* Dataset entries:
== == ==

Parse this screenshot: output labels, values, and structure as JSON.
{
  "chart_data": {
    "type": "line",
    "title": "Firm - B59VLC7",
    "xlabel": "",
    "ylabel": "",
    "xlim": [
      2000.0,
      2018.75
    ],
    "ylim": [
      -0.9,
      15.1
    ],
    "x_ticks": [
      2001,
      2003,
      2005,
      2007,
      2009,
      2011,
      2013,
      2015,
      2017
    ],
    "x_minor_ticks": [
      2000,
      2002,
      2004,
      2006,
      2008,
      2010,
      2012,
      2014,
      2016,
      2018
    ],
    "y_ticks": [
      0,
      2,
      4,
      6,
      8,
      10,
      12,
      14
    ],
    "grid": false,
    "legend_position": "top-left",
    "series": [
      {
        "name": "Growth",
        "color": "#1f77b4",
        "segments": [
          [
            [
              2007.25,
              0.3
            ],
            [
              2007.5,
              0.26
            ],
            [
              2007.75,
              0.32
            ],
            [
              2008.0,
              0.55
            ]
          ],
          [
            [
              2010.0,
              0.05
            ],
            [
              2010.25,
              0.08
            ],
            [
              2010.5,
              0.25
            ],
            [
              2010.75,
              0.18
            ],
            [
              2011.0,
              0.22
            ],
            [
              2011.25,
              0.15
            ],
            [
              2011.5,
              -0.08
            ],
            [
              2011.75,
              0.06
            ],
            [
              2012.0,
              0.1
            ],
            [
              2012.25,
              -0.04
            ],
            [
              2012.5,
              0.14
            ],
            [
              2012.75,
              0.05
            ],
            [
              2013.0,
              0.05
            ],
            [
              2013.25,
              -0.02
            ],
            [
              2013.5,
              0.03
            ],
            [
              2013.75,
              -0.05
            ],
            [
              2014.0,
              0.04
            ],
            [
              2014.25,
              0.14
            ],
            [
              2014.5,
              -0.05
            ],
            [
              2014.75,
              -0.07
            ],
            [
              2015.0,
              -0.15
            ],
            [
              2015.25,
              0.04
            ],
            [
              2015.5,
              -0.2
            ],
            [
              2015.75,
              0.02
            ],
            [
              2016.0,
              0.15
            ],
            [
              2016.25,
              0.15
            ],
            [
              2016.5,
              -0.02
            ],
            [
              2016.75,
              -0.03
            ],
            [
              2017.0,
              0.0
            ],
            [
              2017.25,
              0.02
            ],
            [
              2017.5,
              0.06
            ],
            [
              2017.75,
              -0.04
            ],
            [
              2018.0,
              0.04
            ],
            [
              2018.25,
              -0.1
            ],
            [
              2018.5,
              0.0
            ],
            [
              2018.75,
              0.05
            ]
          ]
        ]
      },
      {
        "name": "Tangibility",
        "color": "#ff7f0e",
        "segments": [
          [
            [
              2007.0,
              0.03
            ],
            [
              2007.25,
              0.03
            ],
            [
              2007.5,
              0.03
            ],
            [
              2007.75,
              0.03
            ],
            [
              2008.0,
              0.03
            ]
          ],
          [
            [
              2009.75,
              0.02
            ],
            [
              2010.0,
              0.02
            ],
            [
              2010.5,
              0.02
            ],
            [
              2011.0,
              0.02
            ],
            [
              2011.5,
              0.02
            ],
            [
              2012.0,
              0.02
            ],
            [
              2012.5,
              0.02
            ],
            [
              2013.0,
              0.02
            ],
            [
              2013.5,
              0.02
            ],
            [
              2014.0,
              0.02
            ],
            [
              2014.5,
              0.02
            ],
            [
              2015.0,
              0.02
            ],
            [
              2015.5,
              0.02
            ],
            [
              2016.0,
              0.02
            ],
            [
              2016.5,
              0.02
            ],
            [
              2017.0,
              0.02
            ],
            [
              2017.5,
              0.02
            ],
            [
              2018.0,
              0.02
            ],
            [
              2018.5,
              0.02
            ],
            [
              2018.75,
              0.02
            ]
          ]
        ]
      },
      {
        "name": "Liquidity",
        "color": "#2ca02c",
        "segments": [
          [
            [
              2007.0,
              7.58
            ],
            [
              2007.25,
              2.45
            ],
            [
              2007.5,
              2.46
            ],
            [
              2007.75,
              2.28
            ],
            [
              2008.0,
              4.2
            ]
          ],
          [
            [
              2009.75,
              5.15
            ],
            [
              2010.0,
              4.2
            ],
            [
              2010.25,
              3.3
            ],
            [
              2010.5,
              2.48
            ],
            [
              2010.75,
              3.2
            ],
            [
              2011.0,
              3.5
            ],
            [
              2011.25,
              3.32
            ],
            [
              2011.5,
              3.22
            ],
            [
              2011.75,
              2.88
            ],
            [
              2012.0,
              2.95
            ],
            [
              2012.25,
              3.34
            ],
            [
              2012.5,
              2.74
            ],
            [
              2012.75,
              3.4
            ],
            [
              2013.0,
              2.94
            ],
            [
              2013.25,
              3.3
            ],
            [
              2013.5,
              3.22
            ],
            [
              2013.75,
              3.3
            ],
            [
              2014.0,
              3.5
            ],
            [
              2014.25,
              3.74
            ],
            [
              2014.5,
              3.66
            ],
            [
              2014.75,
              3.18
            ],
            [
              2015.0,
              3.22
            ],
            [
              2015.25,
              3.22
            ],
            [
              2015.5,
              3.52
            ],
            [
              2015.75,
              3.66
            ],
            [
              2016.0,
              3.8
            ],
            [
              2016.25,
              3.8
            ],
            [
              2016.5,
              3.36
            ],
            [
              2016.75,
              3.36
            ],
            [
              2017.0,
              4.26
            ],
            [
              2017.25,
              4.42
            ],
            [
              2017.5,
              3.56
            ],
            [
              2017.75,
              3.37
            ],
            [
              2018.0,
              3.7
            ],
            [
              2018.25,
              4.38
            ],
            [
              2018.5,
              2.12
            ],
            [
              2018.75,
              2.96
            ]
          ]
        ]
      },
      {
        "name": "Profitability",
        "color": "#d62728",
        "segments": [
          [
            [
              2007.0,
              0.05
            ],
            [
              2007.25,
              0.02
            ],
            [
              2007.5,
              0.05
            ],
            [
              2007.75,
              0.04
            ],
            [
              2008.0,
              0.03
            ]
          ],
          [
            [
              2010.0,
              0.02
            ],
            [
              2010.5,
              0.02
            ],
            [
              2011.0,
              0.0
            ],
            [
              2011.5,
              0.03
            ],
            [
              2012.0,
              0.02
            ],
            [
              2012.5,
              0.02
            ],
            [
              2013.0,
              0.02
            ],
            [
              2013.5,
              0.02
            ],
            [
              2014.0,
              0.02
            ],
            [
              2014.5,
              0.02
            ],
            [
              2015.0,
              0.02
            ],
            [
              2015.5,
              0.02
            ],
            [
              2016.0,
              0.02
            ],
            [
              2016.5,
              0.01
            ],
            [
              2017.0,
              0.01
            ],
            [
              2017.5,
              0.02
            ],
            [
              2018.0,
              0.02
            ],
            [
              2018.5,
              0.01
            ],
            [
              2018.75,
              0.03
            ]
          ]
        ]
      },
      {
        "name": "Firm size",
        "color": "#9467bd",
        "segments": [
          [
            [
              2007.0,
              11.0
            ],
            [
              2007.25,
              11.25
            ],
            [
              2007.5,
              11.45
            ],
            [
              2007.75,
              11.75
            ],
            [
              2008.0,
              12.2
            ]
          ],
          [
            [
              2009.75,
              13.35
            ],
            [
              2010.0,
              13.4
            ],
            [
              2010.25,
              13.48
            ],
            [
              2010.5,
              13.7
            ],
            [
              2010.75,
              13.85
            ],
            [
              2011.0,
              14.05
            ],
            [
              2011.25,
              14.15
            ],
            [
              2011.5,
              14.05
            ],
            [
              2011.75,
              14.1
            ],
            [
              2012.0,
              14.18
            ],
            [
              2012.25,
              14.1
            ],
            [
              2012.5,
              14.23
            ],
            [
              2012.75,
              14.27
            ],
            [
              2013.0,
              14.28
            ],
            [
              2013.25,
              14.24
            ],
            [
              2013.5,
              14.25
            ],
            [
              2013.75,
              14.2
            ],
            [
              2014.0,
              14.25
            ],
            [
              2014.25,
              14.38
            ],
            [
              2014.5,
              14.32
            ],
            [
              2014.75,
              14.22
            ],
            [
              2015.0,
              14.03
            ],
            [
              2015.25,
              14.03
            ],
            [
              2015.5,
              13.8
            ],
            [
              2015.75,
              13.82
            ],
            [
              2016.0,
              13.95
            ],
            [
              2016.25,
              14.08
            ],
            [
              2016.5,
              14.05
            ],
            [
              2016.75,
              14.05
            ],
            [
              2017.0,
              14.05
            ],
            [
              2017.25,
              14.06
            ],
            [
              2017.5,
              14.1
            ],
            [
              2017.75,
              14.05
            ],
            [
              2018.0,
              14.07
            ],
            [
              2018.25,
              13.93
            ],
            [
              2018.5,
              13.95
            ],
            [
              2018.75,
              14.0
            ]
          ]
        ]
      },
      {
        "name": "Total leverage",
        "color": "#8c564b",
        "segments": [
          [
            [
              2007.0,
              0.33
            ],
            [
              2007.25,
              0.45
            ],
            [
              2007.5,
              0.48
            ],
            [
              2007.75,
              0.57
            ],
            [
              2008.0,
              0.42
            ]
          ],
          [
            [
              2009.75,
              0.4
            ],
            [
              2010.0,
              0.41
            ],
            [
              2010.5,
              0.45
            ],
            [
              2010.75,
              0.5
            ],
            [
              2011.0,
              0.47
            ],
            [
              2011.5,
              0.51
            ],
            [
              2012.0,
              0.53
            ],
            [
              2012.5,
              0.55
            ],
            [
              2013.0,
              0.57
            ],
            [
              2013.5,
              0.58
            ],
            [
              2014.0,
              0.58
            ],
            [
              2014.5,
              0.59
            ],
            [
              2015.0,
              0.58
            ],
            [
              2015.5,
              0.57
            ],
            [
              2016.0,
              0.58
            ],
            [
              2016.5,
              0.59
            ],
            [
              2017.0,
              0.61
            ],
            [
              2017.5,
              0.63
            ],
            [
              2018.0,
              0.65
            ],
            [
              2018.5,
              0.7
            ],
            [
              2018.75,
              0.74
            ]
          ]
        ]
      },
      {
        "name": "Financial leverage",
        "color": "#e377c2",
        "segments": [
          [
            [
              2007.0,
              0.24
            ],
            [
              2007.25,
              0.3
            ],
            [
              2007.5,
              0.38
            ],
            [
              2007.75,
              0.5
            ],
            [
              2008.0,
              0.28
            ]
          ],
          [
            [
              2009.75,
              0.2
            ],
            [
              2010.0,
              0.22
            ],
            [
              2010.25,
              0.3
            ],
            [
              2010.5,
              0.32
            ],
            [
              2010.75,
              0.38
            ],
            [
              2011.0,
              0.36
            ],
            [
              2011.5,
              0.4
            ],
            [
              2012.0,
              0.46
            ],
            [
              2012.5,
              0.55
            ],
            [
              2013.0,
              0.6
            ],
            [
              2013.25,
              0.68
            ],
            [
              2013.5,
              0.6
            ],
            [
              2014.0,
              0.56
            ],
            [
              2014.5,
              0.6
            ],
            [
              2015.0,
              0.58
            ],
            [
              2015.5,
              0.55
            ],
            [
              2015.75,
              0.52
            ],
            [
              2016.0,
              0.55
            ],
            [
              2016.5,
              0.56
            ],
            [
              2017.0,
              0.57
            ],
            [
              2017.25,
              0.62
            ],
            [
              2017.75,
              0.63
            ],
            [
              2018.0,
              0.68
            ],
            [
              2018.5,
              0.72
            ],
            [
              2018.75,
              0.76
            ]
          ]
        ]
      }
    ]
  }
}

== == ==

* Set task:
Reply with nothing but the number of lines that contain the word "name".

* Full solution:
7